## Input rows
◆ ◆ ◆ ◆ ◆

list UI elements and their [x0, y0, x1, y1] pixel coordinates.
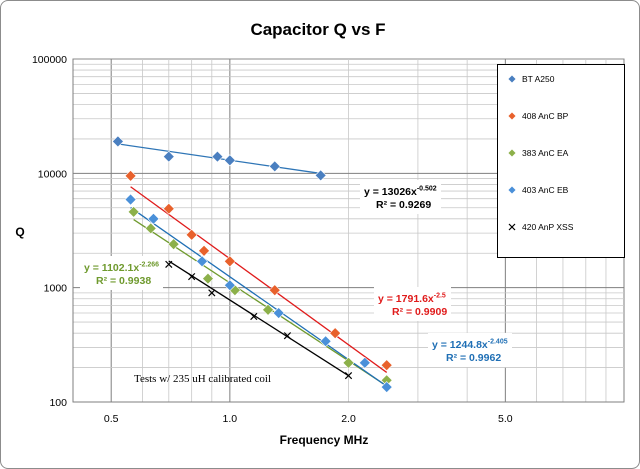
legend-marker	[507, 148, 517, 158]
annotation-383-eq: y = 1102.1x-2.266	[84, 261, 160, 274]
annotation-bt-a250: y = 13026x-0.502 R² = 0.9269	[360, 180, 441, 214]
data-point	[329, 327, 342, 340]
data-point	[380, 359, 393, 372]
annotation-403-eq: y = 1244.8x-2.405	[432, 338, 508, 351]
chart-title: Capacitor Q vs F	[250, 20, 385, 39]
x-tick-label: 5.0	[498, 413, 513, 425]
data-point	[127, 205, 140, 218]
data-point	[268, 160, 281, 173]
data-point	[162, 202, 175, 215]
data-point	[319, 335, 332, 348]
annotation-403: y = 1244.8x-2.405 R² = 0.9962	[428, 333, 512, 367]
data-point	[344, 372, 353, 380]
legend-marker	[507, 111, 517, 121]
data-point	[188, 272, 196, 281]
data-point	[268, 284, 281, 297]
data-point	[507, 111, 517, 121]
trendline	[130, 186, 388, 373]
y-axis-label: Q	[15, 225, 24, 239]
legend-marker	[507, 185, 517, 195]
annotation-bt-a250-eq: y = 13026x-0.502	[364, 185, 437, 198]
data-point	[167, 238, 180, 251]
data-point	[507, 74, 517, 84]
x-tick-label: 0.5	[104, 413, 119, 425]
data-point	[196, 255, 208, 268]
data-point	[185, 228, 198, 241]
legend-item: 403 AnC EB	[506, 183, 568, 197]
test-note: Tests w/ 235 uH calibrated coil	[134, 373, 272, 385]
data-point	[380, 381, 393, 394]
legend-item: 408 AnC BP	[506, 109, 568, 123]
data-point	[223, 154, 236, 167]
x-tick-label: 2.0	[341, 413, 356, 425]
data-point	[208, 289, 216, 297]
data-point	[508, 223, 516, 231]
data-point	[162, 150, 175, 163]
annotation-bt-a250-r2: R² = 0.9269	[376, 198, 432, 211]
y-tick-label: 1000	[44, 283, 68, 295]
data-point	[223, 279, 236, 292]
y-tick-label: 100	[49, 397, 67, 409]
data-point	[124, 169, 137, 182]
data-point	[358, 356, 371, 369]
annotation-403-r2: R² = 0.9962	[446, 351, 502, 364]
x-axis-label: Frequency MHz	[280, 433, 369, 447]
y-tick-label: 10000	[38, 168, 67, 180]
data-point	[202, 272, 214, 285]
data-point	[124, 193, 137, 206]
data-point	[262, 303, 274, 316]
legend-label: BT A250	[522, 74, 555, 84]
data-point	[272, 307, 285, 319]
legend: BT A250 408 AnC BP 383 AnC EA 403 AnC EB 420…	[497, 64, 625, 258]
data-point	[211, 150, 224, 163]
legend-item: 420 AnP XSS	[506, 220, 573, 234]
legend-item: 383 AnC EA	[506, 146, 568, 160]
legend-marker	[508, 223, 516, 231]
data-point	[147, 212, 160, 225]
data-point	[283, 332, 292, 340]
trendline	[168, 260, 349, 377]
legend-label: 403 AnC EB	[522, 185, 569, 195]
data-point	[507, 185, 517, 195]
annotation-383: y = 1102.1x-2.266 R² = 0.9938	[80, 256, 164, 290]
data-point	[198, 244, 210, 257]
annotation-408-eq: y = 1791.6x-2.5	[378, 292, 446, 305]
data-point	[223, 255, 236, 268]
legend-marker	[507, 74, 517, 84]
trendline-layer	[117, 143, 388, 387]
data-point	[165, 260, 173, 268]
x-tick-label: 1.0	[223, 413, 238, 425]
tick-labels: 0.5 1.0 2.0 5.0 100 1000 10000 100000	[32, 54, 513, 425]
annotation-408: y = 1791.6x-2.5 R² = 0.9909	[374, 287, 452, 321]
data-point	[144, 222, 157, 235]
data-point	[314, 169, 327, 182]
legend-item: BT A250	[506, 72, 554, 86]
annotation-408-r2: R² = 0.9909	[392, 305, 448, 318]
data-point	[507, 148, 517, 158]
annotation-383-r2: R² = 0.9938	[96, 274, 152, 287]
legend-label: 420 AnP XSS	[522, 222, 574, 232]
legend-label: 383 AnC EA	[522, 148, 569, 158]
data-point	[342, 356, 355, 369]
legend-label: 408 AnC BP	[522, 111, 569, 121]
trendline	[130, 207, 388, 387]
y-tick-label: 100000	[32, 54, 67, 66]
points-layer	[111, 135, 393, 394]
data-point	[250, 312, 258, 321]
data-point	[111, 135, 124, 148]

◆ ◆ ◆ ◆ ◆

## The request
How many lines in the material above contain the string "tick"? Matching is case-sensitive. Reply with the number only.

## Solution
9